● TASK TO COMPLETE
Return each line from the beginning of the records through the line containing "delete-cdef-button[interactable]: Del [1020,695,1050,715]", with that line included, copied word for word.

● Element and region data
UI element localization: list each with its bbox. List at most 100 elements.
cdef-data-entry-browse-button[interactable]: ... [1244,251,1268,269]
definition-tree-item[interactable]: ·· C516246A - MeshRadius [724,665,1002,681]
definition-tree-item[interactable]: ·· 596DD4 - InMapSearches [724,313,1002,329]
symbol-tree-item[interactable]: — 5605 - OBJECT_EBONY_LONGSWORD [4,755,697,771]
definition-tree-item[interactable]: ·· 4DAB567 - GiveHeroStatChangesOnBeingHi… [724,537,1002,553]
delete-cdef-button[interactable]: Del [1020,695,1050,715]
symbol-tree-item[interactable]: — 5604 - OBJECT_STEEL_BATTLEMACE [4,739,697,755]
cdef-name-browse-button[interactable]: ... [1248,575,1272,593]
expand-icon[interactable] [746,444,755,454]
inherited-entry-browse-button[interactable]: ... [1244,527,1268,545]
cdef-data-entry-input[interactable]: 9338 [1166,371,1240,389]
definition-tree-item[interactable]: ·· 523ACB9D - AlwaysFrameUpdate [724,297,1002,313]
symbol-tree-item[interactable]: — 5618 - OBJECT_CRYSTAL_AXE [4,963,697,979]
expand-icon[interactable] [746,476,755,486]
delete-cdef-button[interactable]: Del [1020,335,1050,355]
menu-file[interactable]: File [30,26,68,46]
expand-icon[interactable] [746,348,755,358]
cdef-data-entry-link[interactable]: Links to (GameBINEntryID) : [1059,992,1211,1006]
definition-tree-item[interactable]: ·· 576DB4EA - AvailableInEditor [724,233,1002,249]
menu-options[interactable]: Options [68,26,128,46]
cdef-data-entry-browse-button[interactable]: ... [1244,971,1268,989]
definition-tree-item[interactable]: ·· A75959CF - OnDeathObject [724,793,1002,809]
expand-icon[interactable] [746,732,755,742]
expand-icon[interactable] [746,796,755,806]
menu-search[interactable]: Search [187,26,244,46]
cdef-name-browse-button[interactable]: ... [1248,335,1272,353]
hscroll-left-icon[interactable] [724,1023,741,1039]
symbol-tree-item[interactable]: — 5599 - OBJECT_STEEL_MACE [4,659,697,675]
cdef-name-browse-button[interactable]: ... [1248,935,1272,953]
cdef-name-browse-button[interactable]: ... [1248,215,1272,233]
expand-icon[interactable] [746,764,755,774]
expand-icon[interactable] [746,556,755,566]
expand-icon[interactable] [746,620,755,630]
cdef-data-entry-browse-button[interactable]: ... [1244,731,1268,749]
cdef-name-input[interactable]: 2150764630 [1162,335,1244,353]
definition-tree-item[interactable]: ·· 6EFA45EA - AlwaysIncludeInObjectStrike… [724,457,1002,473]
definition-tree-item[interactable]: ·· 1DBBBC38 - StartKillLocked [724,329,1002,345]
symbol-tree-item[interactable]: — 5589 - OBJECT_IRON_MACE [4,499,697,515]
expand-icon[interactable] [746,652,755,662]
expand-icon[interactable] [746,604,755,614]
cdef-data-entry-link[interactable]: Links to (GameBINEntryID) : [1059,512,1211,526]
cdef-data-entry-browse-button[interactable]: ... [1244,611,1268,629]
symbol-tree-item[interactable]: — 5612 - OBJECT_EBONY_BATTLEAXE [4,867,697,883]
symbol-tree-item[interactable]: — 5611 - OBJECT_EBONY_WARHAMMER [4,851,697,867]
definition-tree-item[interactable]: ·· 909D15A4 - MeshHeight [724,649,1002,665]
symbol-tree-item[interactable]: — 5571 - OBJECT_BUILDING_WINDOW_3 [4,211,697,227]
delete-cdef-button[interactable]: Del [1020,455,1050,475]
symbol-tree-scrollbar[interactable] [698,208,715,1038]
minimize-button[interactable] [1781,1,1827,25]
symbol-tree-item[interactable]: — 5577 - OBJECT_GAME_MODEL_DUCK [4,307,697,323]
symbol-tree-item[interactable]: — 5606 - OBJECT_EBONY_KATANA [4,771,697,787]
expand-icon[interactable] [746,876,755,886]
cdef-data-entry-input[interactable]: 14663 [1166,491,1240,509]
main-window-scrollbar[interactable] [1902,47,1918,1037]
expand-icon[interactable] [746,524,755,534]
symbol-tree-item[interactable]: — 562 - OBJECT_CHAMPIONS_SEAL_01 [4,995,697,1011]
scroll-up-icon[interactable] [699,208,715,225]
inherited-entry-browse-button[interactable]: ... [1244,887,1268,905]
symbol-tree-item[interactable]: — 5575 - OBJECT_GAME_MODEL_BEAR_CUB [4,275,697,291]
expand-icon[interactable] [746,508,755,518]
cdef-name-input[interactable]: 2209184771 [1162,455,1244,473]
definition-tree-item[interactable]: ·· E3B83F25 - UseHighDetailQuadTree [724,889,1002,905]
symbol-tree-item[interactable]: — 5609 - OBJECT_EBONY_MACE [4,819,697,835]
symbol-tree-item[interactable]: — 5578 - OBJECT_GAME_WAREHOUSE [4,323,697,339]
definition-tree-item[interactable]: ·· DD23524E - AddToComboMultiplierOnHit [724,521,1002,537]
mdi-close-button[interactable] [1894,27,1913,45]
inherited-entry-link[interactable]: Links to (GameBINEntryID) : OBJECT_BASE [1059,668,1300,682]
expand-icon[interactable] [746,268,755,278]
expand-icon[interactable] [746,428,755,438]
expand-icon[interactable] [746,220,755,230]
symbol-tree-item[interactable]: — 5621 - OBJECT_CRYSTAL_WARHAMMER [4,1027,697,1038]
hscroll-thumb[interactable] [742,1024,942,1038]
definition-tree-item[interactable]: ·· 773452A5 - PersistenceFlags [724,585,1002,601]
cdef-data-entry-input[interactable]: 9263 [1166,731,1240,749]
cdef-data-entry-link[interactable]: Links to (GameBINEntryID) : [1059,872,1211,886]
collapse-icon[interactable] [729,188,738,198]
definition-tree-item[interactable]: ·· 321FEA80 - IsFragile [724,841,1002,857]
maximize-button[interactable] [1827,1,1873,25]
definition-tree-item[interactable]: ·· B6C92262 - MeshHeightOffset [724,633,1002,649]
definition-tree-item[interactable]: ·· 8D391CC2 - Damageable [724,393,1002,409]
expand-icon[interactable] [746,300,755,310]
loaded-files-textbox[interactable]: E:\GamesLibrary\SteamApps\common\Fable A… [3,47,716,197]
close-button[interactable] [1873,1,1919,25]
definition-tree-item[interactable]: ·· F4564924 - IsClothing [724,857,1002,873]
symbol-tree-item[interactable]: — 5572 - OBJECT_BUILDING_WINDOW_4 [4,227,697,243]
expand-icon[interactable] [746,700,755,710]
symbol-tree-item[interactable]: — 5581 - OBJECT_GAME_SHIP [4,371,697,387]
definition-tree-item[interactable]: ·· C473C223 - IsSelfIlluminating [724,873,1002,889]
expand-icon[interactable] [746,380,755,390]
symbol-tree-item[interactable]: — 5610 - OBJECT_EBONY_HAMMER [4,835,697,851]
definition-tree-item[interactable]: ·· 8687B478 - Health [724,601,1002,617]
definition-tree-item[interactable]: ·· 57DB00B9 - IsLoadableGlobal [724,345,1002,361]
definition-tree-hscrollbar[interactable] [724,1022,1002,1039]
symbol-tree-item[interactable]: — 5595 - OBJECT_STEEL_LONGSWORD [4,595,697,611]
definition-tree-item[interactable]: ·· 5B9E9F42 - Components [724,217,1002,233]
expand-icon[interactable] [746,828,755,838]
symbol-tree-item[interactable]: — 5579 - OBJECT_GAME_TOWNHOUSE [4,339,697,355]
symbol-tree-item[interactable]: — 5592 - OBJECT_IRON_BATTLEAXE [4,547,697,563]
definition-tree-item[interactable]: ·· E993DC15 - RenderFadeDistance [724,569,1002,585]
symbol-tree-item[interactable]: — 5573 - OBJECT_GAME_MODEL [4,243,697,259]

● SOLUTION TO THE PROBLEM
UI element localization: list each with its bbox. List at most 100 elements.
cdef-data-entry-browse-button[interactable]: ... [1244,251,1268,269]
definition-tree-item[interactable]: ·· C516246A - MeshRadius [724,665,1002,681]
definition-tree-item[interactable]: ·· 596DD4 - InMapSearches [724,313,1002,329]
symbol-tree-item[interactable]: — 5605 - OBJECT_EBONY_LONGSWORD [4,755,697,771]
definition-tree-item[interactable]: ·· 4DAB567 - GiveHeroStatChangesOnBeingHi… [724,537,1002,553]
delete-cdef-button[interactable]: Del [1020,695,1050,715]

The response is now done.